Exercise input:
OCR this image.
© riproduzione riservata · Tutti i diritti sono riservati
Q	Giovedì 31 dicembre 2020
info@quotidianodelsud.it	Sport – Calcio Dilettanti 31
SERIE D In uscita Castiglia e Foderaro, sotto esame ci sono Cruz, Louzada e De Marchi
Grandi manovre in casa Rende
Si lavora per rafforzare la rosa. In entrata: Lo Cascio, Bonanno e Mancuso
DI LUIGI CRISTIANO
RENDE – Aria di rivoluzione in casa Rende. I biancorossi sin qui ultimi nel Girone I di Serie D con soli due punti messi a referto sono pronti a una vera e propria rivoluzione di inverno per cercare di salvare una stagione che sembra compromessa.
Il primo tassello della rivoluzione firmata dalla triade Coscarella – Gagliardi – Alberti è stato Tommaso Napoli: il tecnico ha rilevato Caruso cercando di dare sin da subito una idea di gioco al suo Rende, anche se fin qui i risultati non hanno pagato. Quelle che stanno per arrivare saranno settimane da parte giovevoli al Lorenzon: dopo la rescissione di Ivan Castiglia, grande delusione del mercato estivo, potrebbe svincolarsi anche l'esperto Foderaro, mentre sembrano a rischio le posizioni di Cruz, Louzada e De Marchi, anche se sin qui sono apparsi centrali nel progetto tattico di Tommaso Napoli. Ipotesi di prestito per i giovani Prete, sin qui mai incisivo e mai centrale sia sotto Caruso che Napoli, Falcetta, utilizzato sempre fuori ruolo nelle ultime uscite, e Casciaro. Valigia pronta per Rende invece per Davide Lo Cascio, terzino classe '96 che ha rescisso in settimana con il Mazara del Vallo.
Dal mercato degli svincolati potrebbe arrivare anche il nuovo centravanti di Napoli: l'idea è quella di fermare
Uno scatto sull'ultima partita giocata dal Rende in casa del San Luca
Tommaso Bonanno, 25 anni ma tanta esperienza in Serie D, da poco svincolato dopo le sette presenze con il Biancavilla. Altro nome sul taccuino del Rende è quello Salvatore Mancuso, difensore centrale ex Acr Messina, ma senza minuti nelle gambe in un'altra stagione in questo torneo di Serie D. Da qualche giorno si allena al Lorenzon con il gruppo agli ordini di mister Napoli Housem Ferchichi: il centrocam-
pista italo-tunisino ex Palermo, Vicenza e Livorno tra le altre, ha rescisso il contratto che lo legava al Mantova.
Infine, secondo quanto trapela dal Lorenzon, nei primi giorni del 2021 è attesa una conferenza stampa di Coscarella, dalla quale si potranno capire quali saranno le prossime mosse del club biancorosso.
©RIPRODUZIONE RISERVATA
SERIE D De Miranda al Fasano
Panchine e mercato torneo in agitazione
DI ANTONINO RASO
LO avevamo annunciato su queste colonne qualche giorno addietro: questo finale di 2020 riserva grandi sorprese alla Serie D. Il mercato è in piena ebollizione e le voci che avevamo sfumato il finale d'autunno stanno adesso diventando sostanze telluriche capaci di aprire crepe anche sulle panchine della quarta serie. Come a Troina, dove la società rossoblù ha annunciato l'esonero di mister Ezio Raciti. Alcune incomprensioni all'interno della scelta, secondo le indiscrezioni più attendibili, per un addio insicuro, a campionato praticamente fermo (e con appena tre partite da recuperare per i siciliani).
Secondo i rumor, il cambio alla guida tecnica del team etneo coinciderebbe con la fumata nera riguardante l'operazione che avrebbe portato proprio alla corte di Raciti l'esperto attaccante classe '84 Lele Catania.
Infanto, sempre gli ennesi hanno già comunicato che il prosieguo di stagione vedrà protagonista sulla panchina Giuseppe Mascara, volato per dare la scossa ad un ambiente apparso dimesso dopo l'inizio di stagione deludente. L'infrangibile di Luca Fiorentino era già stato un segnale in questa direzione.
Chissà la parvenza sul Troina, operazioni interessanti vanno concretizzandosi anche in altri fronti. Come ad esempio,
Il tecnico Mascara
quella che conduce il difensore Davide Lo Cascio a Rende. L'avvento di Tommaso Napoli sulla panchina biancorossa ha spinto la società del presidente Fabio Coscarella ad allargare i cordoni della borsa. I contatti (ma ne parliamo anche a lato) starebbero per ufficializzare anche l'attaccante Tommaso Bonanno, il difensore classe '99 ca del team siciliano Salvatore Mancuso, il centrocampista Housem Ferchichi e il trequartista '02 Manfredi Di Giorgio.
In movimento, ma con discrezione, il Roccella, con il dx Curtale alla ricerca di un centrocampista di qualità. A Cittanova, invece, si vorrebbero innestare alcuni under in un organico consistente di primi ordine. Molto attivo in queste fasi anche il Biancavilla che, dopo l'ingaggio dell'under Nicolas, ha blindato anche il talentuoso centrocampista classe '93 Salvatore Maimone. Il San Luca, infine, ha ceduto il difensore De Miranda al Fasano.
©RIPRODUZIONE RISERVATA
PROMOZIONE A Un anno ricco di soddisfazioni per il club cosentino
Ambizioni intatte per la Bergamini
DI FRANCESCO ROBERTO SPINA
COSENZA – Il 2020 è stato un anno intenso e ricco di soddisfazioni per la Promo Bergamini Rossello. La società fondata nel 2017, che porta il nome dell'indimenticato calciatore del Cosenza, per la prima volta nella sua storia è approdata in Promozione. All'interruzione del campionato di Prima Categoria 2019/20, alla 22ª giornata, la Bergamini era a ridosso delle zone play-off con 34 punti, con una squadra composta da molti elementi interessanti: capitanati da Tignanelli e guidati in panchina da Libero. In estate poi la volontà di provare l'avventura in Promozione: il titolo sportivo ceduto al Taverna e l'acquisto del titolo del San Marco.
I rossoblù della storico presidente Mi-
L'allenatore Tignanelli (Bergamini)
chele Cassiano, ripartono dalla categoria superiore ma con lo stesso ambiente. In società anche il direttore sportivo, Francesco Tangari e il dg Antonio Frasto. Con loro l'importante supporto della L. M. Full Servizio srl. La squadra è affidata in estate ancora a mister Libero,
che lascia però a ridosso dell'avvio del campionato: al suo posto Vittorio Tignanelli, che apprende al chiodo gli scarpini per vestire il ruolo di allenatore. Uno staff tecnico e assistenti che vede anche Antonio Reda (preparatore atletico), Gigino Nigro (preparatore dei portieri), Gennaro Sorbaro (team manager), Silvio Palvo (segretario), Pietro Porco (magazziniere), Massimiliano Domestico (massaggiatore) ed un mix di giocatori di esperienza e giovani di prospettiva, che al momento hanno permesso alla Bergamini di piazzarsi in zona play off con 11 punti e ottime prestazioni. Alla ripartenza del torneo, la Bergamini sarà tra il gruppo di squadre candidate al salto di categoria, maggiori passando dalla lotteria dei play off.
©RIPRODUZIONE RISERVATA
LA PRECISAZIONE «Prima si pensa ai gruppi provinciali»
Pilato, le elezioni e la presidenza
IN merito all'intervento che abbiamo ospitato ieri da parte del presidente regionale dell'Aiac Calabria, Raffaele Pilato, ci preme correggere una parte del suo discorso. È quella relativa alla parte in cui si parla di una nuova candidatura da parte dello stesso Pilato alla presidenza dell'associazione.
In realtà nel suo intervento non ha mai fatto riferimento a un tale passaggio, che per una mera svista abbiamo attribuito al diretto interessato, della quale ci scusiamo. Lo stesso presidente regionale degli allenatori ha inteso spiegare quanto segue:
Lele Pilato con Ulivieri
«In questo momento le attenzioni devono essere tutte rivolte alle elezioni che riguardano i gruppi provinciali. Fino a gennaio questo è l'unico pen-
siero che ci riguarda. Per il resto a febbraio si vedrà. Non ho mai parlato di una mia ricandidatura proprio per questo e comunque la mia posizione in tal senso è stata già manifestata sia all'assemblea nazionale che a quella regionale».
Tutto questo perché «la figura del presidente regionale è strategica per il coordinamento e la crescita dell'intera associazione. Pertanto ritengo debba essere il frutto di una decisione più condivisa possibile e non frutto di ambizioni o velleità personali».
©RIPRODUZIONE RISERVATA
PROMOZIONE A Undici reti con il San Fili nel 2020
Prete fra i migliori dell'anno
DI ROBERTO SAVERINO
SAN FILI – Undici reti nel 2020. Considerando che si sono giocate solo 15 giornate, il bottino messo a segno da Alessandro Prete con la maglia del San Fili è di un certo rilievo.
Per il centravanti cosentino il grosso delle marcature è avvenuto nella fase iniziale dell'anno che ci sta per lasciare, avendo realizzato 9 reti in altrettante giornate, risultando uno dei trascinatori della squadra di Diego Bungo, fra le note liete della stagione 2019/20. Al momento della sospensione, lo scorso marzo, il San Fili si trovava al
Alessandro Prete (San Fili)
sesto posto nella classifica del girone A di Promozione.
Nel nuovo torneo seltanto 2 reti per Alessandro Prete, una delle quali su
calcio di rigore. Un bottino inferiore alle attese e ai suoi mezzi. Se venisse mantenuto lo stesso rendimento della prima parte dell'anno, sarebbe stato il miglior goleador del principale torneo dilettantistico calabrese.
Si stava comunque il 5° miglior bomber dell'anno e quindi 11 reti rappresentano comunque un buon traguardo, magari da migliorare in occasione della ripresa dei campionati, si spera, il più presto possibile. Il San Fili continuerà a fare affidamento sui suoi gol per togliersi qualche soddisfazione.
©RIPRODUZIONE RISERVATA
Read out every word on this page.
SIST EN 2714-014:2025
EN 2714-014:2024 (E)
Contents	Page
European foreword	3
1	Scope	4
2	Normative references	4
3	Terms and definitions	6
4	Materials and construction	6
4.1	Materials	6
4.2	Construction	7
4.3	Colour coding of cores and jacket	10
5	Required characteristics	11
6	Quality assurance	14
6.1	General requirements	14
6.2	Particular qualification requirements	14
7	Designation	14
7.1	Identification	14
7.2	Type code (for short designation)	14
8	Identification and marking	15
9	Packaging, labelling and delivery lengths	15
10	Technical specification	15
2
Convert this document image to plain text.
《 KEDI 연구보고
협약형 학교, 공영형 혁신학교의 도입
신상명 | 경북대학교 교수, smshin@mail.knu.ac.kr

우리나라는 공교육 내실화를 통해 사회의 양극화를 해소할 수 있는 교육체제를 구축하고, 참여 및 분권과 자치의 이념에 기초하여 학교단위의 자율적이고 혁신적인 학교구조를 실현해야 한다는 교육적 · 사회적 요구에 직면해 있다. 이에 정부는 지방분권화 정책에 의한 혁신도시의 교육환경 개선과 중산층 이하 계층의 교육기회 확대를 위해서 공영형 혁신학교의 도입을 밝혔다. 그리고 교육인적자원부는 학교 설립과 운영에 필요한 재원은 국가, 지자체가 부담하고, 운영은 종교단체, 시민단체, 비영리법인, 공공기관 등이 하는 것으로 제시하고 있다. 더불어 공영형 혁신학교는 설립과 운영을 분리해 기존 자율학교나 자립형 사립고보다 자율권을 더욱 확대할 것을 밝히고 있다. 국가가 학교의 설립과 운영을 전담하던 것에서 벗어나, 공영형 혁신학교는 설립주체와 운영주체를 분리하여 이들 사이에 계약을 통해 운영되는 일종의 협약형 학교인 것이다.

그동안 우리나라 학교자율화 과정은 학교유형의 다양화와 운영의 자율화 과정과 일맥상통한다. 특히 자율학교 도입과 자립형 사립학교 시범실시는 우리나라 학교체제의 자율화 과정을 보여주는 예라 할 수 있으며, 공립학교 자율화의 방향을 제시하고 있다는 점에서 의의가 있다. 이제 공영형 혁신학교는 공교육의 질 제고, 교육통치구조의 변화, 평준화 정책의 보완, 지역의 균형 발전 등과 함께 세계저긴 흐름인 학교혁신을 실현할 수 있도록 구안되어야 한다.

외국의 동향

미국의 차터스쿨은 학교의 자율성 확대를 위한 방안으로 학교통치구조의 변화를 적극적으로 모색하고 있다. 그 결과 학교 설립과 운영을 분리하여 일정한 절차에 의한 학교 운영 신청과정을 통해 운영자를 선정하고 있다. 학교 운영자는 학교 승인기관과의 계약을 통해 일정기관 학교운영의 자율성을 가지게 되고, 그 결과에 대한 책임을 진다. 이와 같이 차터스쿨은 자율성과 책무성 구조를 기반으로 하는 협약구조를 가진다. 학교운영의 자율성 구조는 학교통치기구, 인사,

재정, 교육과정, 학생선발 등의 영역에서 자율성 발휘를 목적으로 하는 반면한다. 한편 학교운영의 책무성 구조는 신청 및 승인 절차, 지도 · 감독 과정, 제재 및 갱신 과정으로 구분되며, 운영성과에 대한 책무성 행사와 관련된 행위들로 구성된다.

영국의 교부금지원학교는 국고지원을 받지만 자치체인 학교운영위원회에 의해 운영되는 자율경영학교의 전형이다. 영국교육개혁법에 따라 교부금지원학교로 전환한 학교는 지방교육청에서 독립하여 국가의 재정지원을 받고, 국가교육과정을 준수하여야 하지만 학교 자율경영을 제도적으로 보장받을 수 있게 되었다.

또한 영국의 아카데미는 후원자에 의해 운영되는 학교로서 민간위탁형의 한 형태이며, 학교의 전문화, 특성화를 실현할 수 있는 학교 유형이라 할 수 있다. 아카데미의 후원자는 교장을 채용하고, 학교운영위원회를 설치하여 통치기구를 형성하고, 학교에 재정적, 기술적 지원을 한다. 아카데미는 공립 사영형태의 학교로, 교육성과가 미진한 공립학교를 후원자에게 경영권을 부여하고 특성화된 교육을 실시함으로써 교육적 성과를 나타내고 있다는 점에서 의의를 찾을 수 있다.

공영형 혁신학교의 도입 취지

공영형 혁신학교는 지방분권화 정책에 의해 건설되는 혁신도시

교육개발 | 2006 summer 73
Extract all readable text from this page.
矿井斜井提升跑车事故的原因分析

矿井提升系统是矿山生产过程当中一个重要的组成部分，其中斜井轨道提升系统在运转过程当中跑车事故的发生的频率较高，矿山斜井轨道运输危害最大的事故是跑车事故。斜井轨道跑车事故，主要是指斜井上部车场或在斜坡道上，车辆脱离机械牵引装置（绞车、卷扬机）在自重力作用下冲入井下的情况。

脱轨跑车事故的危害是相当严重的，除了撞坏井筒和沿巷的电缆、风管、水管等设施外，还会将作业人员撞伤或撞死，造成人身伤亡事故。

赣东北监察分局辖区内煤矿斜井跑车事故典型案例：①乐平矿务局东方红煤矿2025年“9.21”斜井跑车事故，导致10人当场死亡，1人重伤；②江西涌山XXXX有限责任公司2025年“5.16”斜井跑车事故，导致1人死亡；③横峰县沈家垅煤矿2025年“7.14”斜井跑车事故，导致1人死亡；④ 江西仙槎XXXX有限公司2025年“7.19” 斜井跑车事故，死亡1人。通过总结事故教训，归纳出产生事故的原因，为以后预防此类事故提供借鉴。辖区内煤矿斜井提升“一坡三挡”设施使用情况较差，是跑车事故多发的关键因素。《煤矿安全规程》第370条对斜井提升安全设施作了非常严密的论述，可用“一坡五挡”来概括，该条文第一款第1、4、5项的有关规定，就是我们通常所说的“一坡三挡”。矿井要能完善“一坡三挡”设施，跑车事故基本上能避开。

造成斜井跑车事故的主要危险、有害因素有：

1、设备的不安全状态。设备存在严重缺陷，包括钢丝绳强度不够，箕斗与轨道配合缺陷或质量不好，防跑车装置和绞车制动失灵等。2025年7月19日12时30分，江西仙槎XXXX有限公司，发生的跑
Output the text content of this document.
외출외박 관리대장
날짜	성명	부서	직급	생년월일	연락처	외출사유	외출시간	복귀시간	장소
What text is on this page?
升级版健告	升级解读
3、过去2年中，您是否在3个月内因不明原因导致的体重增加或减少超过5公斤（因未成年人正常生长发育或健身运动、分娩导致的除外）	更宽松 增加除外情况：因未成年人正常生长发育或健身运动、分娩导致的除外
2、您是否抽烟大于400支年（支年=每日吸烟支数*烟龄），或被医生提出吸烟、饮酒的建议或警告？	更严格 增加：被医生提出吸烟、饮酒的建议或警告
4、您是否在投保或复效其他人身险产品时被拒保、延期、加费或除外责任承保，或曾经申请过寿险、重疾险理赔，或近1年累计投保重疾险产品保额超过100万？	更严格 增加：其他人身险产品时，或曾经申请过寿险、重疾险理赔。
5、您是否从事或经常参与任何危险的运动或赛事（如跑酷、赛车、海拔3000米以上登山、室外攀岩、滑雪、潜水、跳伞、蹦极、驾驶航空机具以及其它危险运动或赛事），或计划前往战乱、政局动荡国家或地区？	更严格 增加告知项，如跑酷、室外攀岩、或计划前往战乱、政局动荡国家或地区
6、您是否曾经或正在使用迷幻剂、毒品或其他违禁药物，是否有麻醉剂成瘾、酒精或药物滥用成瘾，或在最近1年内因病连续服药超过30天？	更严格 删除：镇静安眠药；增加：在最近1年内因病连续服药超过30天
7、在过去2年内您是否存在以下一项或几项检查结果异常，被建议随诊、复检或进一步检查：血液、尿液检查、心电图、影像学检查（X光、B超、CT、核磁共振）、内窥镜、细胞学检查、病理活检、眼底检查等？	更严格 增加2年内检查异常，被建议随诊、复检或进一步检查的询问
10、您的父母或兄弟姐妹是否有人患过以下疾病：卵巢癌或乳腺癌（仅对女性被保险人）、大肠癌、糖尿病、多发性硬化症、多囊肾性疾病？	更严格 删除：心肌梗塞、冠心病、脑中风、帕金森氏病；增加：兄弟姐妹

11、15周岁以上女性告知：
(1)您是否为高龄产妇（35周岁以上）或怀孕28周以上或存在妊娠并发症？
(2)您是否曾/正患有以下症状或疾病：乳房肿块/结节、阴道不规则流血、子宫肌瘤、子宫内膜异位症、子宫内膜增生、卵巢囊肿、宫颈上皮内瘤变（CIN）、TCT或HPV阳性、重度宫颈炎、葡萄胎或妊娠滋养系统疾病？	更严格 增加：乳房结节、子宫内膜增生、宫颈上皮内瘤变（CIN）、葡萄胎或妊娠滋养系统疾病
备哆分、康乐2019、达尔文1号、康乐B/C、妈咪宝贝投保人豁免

Prompt: Your task is to gather all lines from the entries above that hold the word "document".

Solution:
Convert this document image to plain text.
Output the text content of this document.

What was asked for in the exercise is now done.